--- EXERCISE ---
Reproduce all of the rows below verbatim, line for line.

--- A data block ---
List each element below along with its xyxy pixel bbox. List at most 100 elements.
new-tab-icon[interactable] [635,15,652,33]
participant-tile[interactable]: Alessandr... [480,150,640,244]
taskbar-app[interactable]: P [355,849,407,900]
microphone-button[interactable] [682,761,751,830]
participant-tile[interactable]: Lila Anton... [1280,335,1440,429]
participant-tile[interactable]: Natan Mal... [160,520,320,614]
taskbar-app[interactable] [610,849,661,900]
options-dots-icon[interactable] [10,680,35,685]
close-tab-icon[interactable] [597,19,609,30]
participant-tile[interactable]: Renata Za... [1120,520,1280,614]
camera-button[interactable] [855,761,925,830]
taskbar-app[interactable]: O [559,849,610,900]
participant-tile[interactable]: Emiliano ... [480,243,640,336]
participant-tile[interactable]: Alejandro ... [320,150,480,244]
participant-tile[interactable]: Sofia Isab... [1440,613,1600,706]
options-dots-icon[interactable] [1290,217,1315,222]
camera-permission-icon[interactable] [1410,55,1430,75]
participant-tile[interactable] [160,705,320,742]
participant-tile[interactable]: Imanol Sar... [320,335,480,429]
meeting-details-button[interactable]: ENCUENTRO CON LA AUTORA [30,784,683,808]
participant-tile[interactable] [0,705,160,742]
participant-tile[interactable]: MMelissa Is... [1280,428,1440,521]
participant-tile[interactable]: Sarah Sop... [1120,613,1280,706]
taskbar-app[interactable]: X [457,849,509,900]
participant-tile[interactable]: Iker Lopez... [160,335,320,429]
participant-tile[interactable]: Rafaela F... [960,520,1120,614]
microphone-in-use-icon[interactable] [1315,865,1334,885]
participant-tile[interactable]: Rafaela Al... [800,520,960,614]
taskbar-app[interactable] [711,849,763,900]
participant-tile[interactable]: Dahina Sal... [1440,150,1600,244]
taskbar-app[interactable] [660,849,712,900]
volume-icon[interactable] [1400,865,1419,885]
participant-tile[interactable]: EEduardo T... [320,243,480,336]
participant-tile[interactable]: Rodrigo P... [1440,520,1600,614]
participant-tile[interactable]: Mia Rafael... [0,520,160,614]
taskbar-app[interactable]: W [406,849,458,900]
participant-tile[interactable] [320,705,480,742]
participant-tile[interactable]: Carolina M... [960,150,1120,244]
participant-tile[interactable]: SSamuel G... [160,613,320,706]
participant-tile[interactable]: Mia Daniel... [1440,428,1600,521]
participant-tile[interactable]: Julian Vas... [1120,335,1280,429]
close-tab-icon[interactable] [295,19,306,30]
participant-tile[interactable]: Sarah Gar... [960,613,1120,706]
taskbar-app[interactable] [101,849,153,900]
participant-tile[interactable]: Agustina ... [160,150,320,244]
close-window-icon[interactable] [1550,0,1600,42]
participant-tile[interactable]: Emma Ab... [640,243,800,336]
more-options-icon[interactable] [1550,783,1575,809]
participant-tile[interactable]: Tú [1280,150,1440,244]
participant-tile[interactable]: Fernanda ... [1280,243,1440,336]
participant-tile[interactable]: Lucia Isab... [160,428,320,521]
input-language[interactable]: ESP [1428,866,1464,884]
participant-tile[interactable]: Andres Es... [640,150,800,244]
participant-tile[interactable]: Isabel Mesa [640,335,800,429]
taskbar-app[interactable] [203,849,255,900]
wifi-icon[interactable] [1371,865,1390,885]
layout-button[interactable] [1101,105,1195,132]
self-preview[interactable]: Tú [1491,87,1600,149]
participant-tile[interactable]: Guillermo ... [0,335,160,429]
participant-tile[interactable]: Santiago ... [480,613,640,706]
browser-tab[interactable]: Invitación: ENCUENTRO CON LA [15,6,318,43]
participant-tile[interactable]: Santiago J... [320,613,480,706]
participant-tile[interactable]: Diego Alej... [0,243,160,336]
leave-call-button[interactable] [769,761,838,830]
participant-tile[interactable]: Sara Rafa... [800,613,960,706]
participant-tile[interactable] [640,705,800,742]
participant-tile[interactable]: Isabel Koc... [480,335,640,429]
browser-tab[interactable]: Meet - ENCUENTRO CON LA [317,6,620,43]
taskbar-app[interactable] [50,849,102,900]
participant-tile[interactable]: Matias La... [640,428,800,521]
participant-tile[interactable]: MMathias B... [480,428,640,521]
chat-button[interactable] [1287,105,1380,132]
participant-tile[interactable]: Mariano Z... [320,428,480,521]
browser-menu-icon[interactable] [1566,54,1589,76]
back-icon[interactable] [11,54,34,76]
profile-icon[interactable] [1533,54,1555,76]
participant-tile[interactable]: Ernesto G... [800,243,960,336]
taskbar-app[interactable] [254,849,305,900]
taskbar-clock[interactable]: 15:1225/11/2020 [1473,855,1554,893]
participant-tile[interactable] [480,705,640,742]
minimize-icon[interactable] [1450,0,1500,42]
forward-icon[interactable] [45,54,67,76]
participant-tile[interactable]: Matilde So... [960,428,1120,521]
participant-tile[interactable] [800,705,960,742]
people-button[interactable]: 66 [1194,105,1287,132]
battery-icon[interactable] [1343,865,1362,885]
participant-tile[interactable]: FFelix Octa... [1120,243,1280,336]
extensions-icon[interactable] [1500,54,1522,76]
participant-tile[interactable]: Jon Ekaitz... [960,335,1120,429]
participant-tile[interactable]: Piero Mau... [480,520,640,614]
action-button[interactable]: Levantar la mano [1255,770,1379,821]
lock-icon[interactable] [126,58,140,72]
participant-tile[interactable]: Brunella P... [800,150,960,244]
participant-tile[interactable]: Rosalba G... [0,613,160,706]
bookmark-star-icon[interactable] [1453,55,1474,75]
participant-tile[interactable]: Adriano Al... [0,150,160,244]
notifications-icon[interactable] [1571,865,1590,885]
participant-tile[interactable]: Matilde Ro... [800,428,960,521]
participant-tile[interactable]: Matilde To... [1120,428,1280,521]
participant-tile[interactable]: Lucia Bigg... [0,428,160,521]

--- WRITTEN SOLUTION ---
List each element below along with its xyxy pixel bbox. List at most 100 elements.
new-tab-icon[interactable] [635,15,652,33]
participant-tile[interactable]: Alessandr... [480,150,640,244]
taskbar-app[interactable]: P [355,849,407,900]
microphone-button[interactable] [682,761,751,830]
participant-tile[interactable]: Lila Anton... [1280,335,1440,429]
participant-tile[interactable]: Natan Mal... [160,520,320,614]
taskbar-app[interactable] [610,849,661,900]
options-dots-icon[interactable] [10,680,35,685]
close-tab-icon[interactable] [597,19,609,30]
participant-tile[interactable]: Renata Za... [1120,520,1280,614]
camera-button[interactable] [855,761,925,830]
taskbar-app[interactable]: O [559,849,610,900]
participant-tile[interactable]: Emiliano ... [480,243,640,336]
participant-tile[interactable]: Alejandro ... [320,150,480,244]
participant-tile[interactable]: Sofia Isab... [1440,613,1600,706]
options-dots-icon[interactable] [1290,217,1315,222]
camera-permission-icon[interactable] [1410,55,1430,75]
participant-tile[interactable] [160,705,320,742]
participant-tile[interactable]: Imanol Sar... [320,335,480,429]
meeting-details-button[interactable]: ENCUENTRO CON LA AUTORA [30,784,683,808]
participant-tile[interactable] [0,705,160,742]
participant-tile[interactable]: MMelissa Is... [1280,428,1440,521]
participant-tile[interactable]: Sarah Sop... [1120,613,1280,706]
taskbar-app[interactable]: X [457,849,509,900]
participant-tile[interactable]: Iker Lopez... [160,335,320,429]
participant-tile[interactable]: Rafaela F... [960,520,1120,614]
microphone-in-use-icon[interactable] [1315,865,1334,885]
participant-tile[interactable]: Rafaela Al... [800,520,960,614]
taskbar-app[interactable] [711,849,763,900]
participant-tile[interactable]: Dahina Sal... [1440,150,1600,244]
taskbar-app[interactable] [660,849,712,900]
volume-icon[interactable] [1400,865,1419,885]
participant-tile[interactable]: EEduardo T... [320,243,480,336]
participant-tile[interactable]: Rodrigo P... [1440,520,1600,614]
participant-tile[interactable]: Mia Rafael... [0,520,160,614]
taskbar-app[interactable]: W [406,849,458,900]
participant-tile[interactable] [320,705,480,742]
participant-tile[interactable]: Carolina M... [960,150,1120,244]
participant-tile[interactable]: SSamuel G... [160,613,320,706]
participant-tile[interactable]: Mia Daniel... [1440,428,1600,521]
participant-tile[interactable]: Julian Vas... [1120,335,1280,429]
close-tab-icon[interactable] [295,19,306,30]
participant-tile[interactable]: Sarah Gar... [960,613,1120,706]
taskbar-app[interactable] [101,849,153,900]
participant-tile[interactable]: Agustina ... [160,150,320,244]
close-window-icon[interactable] [1550,0,1600,42]
participant-tile[interactable]: Emma Ab... [640,243,800,336]
more-options-icon[interactable] [1550,783,1575,809]
participant-tile[interactable]: Tú [1280,150,1440,244]
participant-tile[interactable]: Fernanda ... [1280,243,1440,336]
participant-tile[interactable]: Lucia Isab... [160,428,320,521]
input-language[interactable]: ESP [1428,866,1464,884]
participant-tile[interactable]: Andres Es... [640,150,800,244]
participant-tile[interactable]: Isabel Mesa [640,335,800,429]
taskbar-app[interactable] [203,849,255,900]
wifi-icon[interactable] [1371,865,1390,885]
layout-button[interactable] [1101,105,1195,132]
self-preview[interactable]: Tú [1491,87,1600,149]
participant-tile[interactable]: Guillermo ... [0,335,160,429]
participant-tile[interactable]: Santiago ... [480,613,640,706]
browser-tab[interactable]: Invitación: ENCUENTRO CON LA [15,6,318,43]
participant-tile[interactable]: Santiago J... [320,613,480,706]
participant-tile[interactable]: Diego Alej... [0,243,160,336]
leave-call-button[interactable] [769,761,838,830]
participant-tile[interactable]: Sara Rafa... [800,613,960,706]
participant-tile[interactable] [640,705,800,742]
participant-tile[interactable]: Isabel Koc... [480,335,640,429]
browser-tab[interactable]: Meet - ENCUENTRO CON LA [317,6,620,43]
taskbar-app[interactable] [50,849,102,900]
participant-tile[interactable]: Matias La... [640,428,800,521]
participant-tile[interactable]: MMathias B... [480,428,640,521]
chat-button[interactable] [1287,105,1380,132]
participant-tile[interactable]: Mariano Z... [320,428,480,521]
browser-menu-icon[interactable] [1566,54,1589,76]
back-icon[interactable] [11,54,34,76]
profile-icon[interactable] [1533,54,1555,76]
participant-tile[interactable]: Ernesto G... [800,243,960,336]
taskbar-app[interactable] [254,849,305,900]
taskbar-clock[interactable]: 15:1225/11/2020 [1473,855,1554,893]
participant-tile[interactable] [480,705,640,742]
minimize-icon[interactable] [1450,0,1500,42]
forward-icon[interactable] [45,54,67,76]
participant-tile[interactable]: Matilde So... [960,428,1120,521]
participant-tile[interactable] [800,705,960,742]
people-button[interactable]: 66 [1194,105,1287,132]
battery-icon[interactable] [1343,865,1362,885]
participant-tile[interactable]: FFelix Octa... [1120,243,1280,336]
extensions-icon[interactable] [1500,54,1522,76]
participant-tile[interactable]: Jon Ekaitz... [960,335,1120,429]
participant-tile[interactable]: Piero Mau... [480,520,640,614]
action-button[interactable]: Levantar la mano [1255,770,1379,821]
lock-icon[interactable] [126,58,140,72]
participant-tile[interactable]: Brunella P... [800,150,960,244]
participant-tile[interactable]: Rosalba G... [0,613,160,706]
bookmark-star-icon[interactable] [1453,55,1474,75]
participant-tile[interactable]: Adriano Al... [0,150,160,244]
notifications-icon[interactable] [1571,865,1590,885]
participant-tile[interactable]: Matilde Ro... [800,428,960,521]
participant-tile[interactable]: Matilde To... [1120,428,1280,521]
participant-tile[interactable]: Lucia Bigg... [0,428,160,521]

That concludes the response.